# What to work on
Copy each line below in which the string "outdoor" occurs.

^^^^^^^^^^^^^^^^

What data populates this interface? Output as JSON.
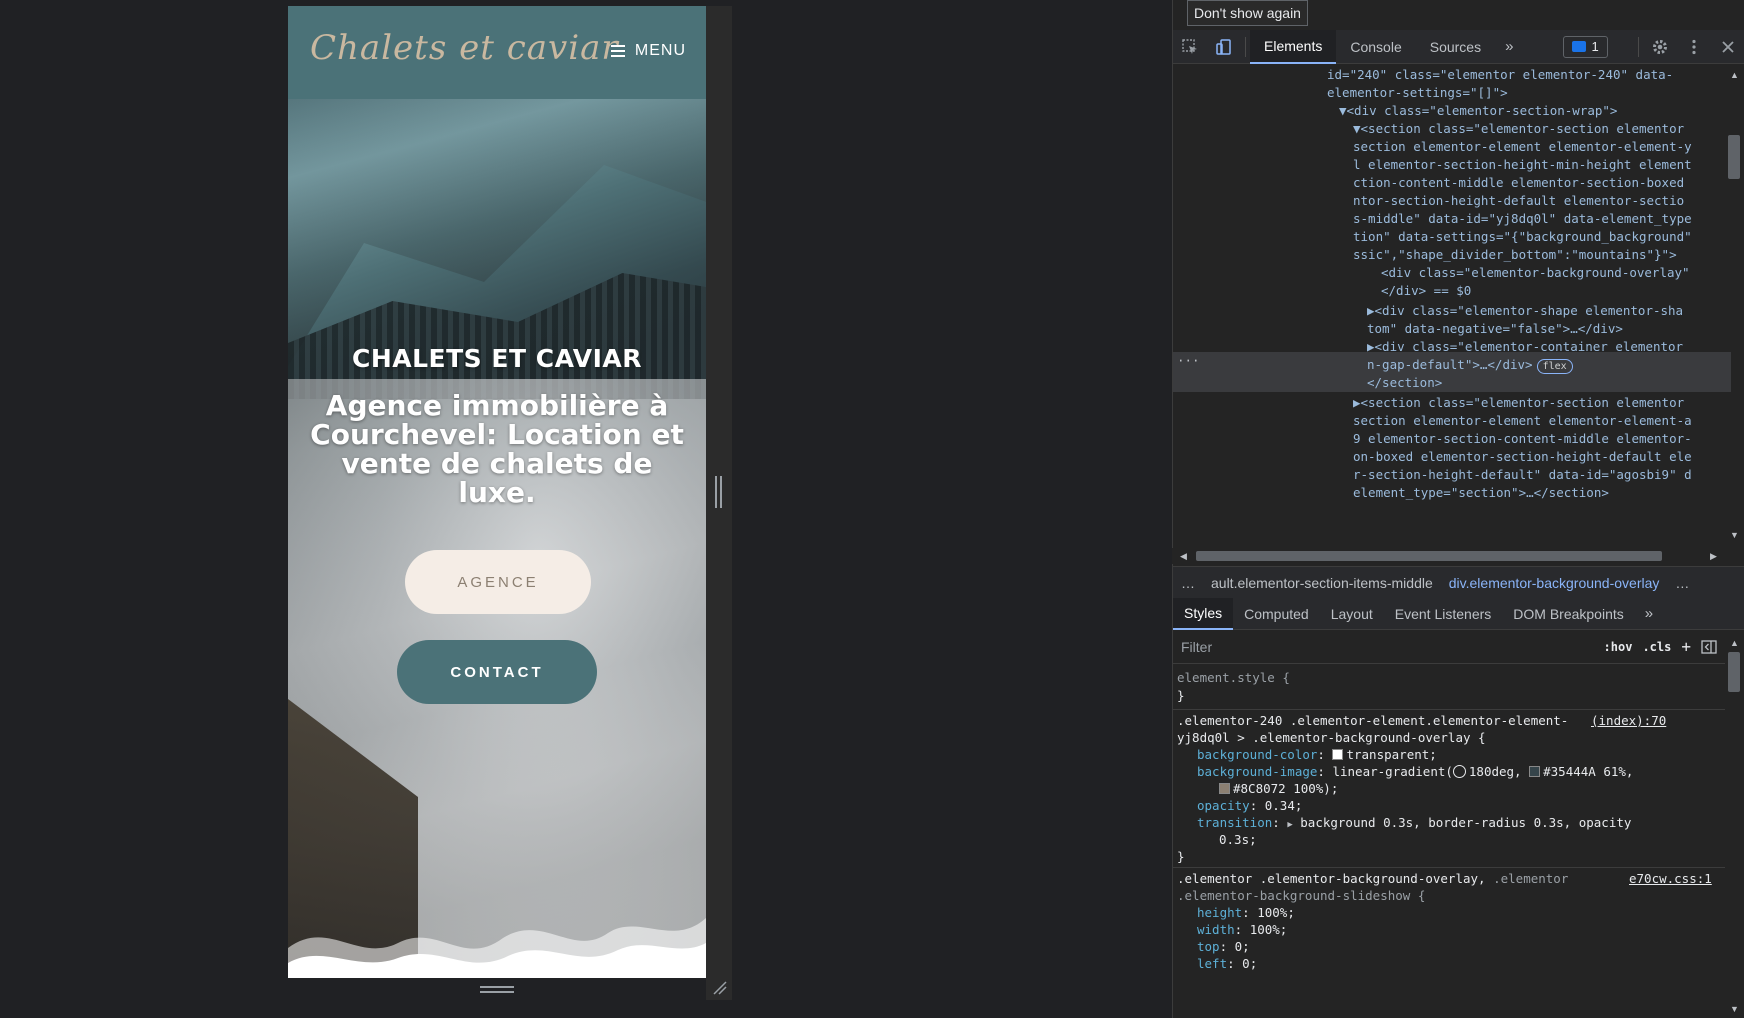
{
  "site": {
    "logo_text": "Chalets et caviar",
    "menu_label": "MENU",
    "hero_title": "CHALETS ET CAVIAR",
    "hero_subtitle": "Agence immobilière à Courchevel: Location et vente de chalets de luxe.",
    "btn_agence": "AGENCE",
    "btn_contact": "CONTACT",
    "colors": {
      "header": "#4b7278",
      "btn_light": "#f5ede6",
      "btn_light_text": "#8c8072"
    }
  },
  "devtools": {
    "dont_show": "Don't show again",
    "tabs": [
      "Elements",
      "Console",
      "Sources"
    ],
    "more_tabs": "»",
    "issues_count": "1",
    "icons": [
      "inspect-icon",
      "device-toggle-icon",
      "gear-icon",
      "kebab-icon",
      "close-icon"
    ],
    "dom": [
      "id=\"240\" class=\"elementor elementor-240\" data-",
      "elementor-settings=\"[]\">",
      "▼<div class=\"elementor-section-wrap\">",
      "▼<section class=\"elementor-section elementor",
      "section elementor-element elementor-element-y",
      "l elementor-section-height-min-height element",
      "ction-content-middle elementor-section-boxed",
      "ntor-section-height-default elementor-sectio",
      "s-middle\" data-id=\"yj8dq0l\" data-element_type",
      "tion\" data-settings=\"{\"background_background\"",
      "ssic\",\"shape_divider_bottom\":\"mountains\"}\">",
      "<div class=\"elementor-background-overlay\"",
      "</div> == $0",
      "▶<div class=\"elementor-shape elementor-sha",
      "tom\" data-negative=\"false\">…</div>",
      "▶<div class=\"elementor-container elementor",
      "n-gap-default\">…</div>",
      "</section>",
      "▶<section class=\"elementor-section elementor",
      "section elementor-element elementor-element-a",
      "9 elementor-section-content-middle elementor-",
      "on-boxed elementor-section-height-default ele",
      "r-section-height-default\" data-id=\"agosbi9\" d",
      "element_type=\"section\">…</section>"
    ],
    "flex_badge": "flex",
    "breadcrumbs": [
      "…",
      "ault.elementor-section-items-middle",
      "div.elementor-background-overlay",
      "…"
    ],
    "style_tabs": [
      "Styles",
      "Computed",
      "Layout",
      "Event Listeners",
      "DOM Breakpoints"
    ],
    "filter_placeholder": "Filter",
    "hov": ":hov",
    "cls": ".cls",
    "plus": "+",
    "styles": {
      "element_style": "element.style {",
      "close_brace": "}",
      "rule1_selector_a": ".elementor-240 .elementor-element.elementor-element-",
      "rule1_selector_b": "yj8dq0l > .elementor-background-overlay {",
      "rule1_source": "(index):70",
      "bg_color_prop": "background-color",
      "bg_color_val": "transparent;",
      "bg_image_prop": "background-image",
      "bg_image_val_a": "linear-gradient(",
      "bg_image_val_b": "180deg, ",
      "bg_image_val_c": "#35444A 61%,",
      "bg_image_val_d": "#8C8072 100%);",
      "opacity_prop": "opacity",
      "opacity_val": "0.34;",
      "transition_prop": "transition",
      "transition_val_a": "background 0.3s, border-radius 0.3s, opacity",
      "transition_val_b": "0.3s;",
      "rule2_selector_a": ".elementor .elementor-background-overlay,",
      "rule2_selector_a2": ".elementor",
      "rule2_selector_b": ".elementor-background-slideshow {",
      "rule2_source": "e70cw.css:1",
      "height_prop": "height",
      "height_val": "100%;",
      "width_prop": "width",
      "width_val": "100%;",
      "top_prop": "top",
      "top_val": "0;",
      "left_prop": "left",
      "left_val": "0;"
    }
  }
}
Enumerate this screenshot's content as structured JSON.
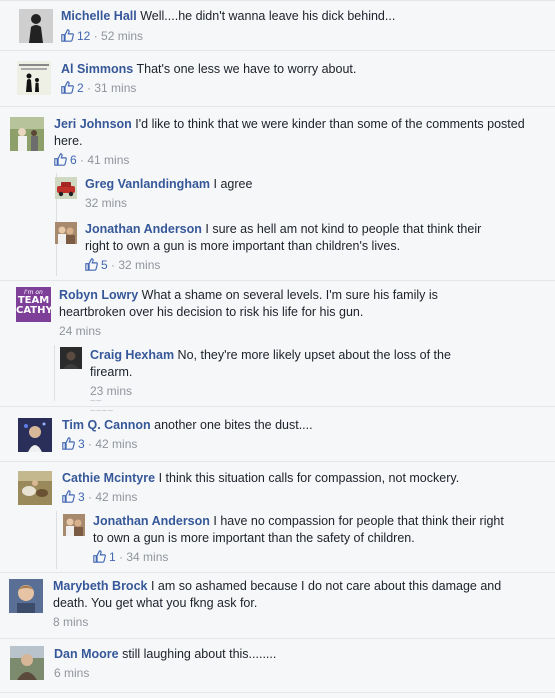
{
  "comments": [
    {
      "name": "Michelle Hall",
      "text": "Well....he didn't wanna leave his dick behind...",
      "likes": "12",
      "time": "52 mins",
      "avatar": "person-silhouette-icon"
    },
    {
      "name": "Al Simmons",
      "text": "That's one less we have to worry about.",
      "likes": "2",
      "time": "31 mins",
      "avatar": "poster-silhouette-icon"
    },
    {
      "name": "Jeri Johnson",
      "text": "I'd like to think that we were kinder than some of the comments posted here.",
      "likes": "6",
      "time": "41 mins",
      "avatar": "outdoor-photo-icon"
    },
    {
      "name": "Greg Vanlandingham",
      "text": "I agree",
      "time": "32 mins",
      "avatar": "car-photo-icon"
    },
    {
      "name": "Jonathan Anderson",
      "text": "I sure as hell am not kind to people that think their right to own a gun is more important than children's lives.",
      "likes": "5",
      "time": "32 mins",
      "avatar": "couple-photo-icon"
    },
    {
      "name": "Robyn Lowry",
      "text": "What a shame on several levels. I'm sure his family is heartbroken over his decision to risk his life for his gun.",
      "time": "24 mins",
      "avatar": "team-cathy-badge",
      "badge": {
        "line1": "I'm on",
        "line2": "TEAM",
        "line3": "CATHY"
      }
    },
    {
      "name": "Craig Hexham",
      "text": "No, they're more likely upset about the loss of the firearm.",
      "time": "23 mins",
      "avatar": "dark-portrait-icon"
    },
    {
      "name": "Tim Q. Cannon",
      "text": "another one bites the dust....",
      "likes": "3",
      "time": "42 mins",
      "avatar": "night-portrait-icon"
    },
    {
      "name": "Cathie Mcintyre",
      "text": "I think this situation calls for compassion, not mockery.",
      "likes": "3",
      "time": "42 mins",
      "avatar": "animals-photo-icon"
    },
    {
      "name": "Jonathan Anderson",
      "text": "I have no compassion for people that think their right to own a gun is more important than the safety of children.",
      "likes": "1",
      "time": "34 mins",
      "avatar": "couple-photo-icon"
    },
    {
      "name": "Marybeth Brock",
      "text": "I am so ashamed because I do not care about this damage and death. You get what you fkng ask for.",
      "time": "8 mins",
      "avatar": "child-portrait-icon"
    },
    {
      "name": "Dan Moore",
      "text": "still laughing about this........",
      "time": "6 mins",
      "avatar": "outdoor-portrait-icon"
    }
  ],
  "colors": {
    "name": "#365899",
    "like": "#4267b2",
    "meta": "#90949c",
    "text": "#1d2129",
    "bg": "#f6f7f9"
  }
}
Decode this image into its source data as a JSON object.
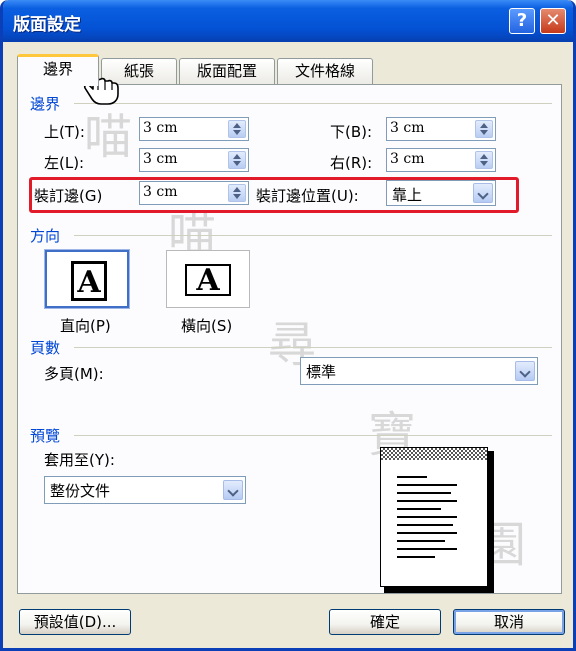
{
  "window": {
    "title": "版面設定",
    "help_glyph": "?",
    "close_glyph": "✕"
  },
  "tabs": [
    {
      "label": "邊界"
    },
    {
      "label": "紙張"
    },
    {
      "label": "版面配置"
    },
    {
      "label": "文件格線"
    }
  ],
  "margins": {
    "title": "邊界",
    "top_label": "上(T):",
    "top_value": "3 cm",
    "bottom_label": "下(B):",
    "bottom_value": "3 cm",
    "left_label": "左(L):",
    "left_value": "3 cm",
    "right_label": "右(R):",
    "right_value": "3 cm",
    "gutter_label": "裝訂邊(G)",
    "gutter_value": "3 cm",
    "gutter_pos_label": "裝訂邊位置(U):",
    "gutter_pos_value": "靠上"
  },
  "orientation": {
    "title": "方向",
    "portrait_label": "直向(P)",
    "landscape_label": "橫向(S)",
    "glyph": "A"
  },
  "pages": {
    "title": "頁數",
    "multiple_label": "多頁(M):",
    "multiple_value": "標準"
  },
  "preview": {
    "title": "預覽",
    "apply_label": "套用至(Y):",
    "apply_value": "整份文件"
  },
  "buttons": {
    "default": "預設值(D)...",
    "ok": "確定",
    "cancel": "取消"
  },
  "watermark": {
    "chars": [
      "喵",
      "喵",
      "尋",
      "寶",
      "園"
    ]
  },
  "colors": {
    "title_bar": "#0451d4",
    "section_title": "#0046d5",
    "highlight": "#e21b2b"
  }
}
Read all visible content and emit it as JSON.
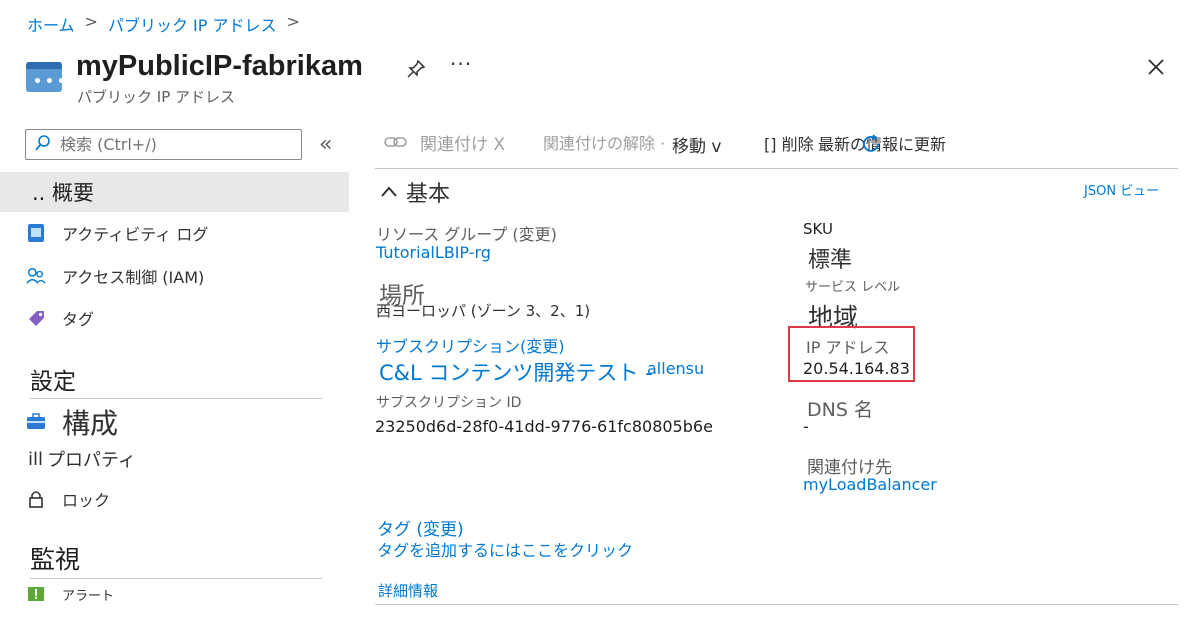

^^^^^^^^^^^^^^^^

# Answer below
      "avatar": "outdoor-photo-icon"
      "avatar": "outdoor-portrait-icon"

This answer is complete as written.